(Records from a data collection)
-------------------------
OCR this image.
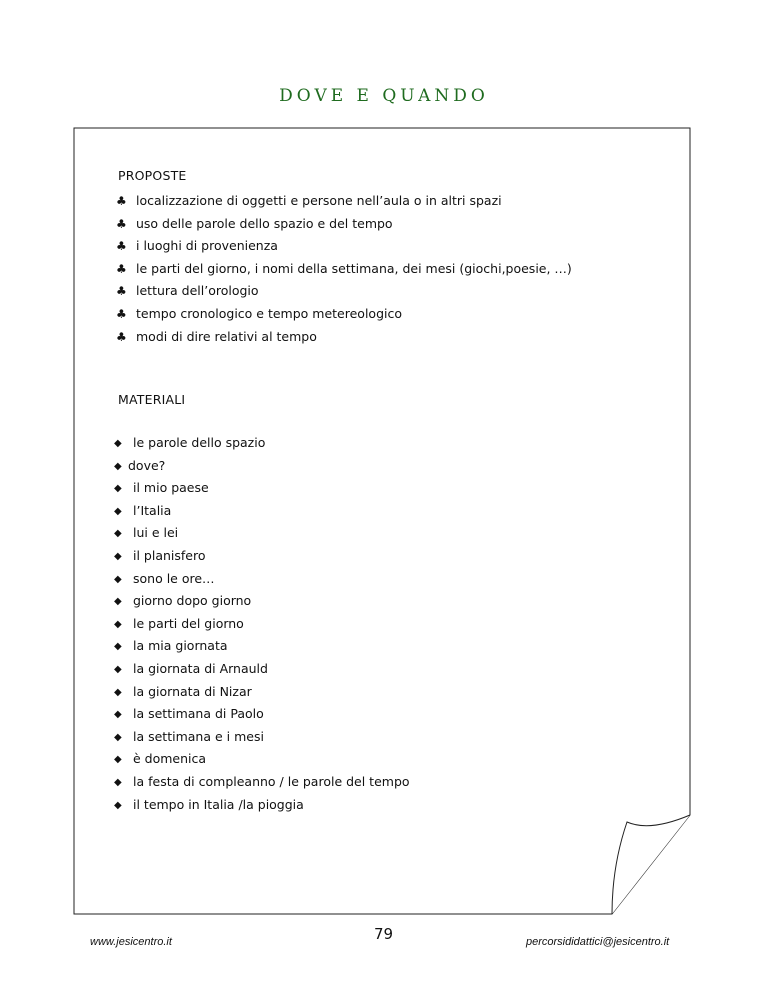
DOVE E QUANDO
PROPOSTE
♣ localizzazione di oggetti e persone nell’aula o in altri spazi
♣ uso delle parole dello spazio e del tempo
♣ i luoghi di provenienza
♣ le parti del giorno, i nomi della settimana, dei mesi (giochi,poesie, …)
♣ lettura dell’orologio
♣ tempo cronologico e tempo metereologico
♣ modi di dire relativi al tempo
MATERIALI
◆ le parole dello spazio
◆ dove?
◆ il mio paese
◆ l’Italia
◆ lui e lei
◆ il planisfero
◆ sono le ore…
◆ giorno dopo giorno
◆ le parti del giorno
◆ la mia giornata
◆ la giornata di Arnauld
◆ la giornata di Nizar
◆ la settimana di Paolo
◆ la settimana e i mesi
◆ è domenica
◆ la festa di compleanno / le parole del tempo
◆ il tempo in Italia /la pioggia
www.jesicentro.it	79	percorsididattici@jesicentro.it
-------------------------
Objective » Count how many lines hold the string "mesi" and give that number alone.

Task solution » 2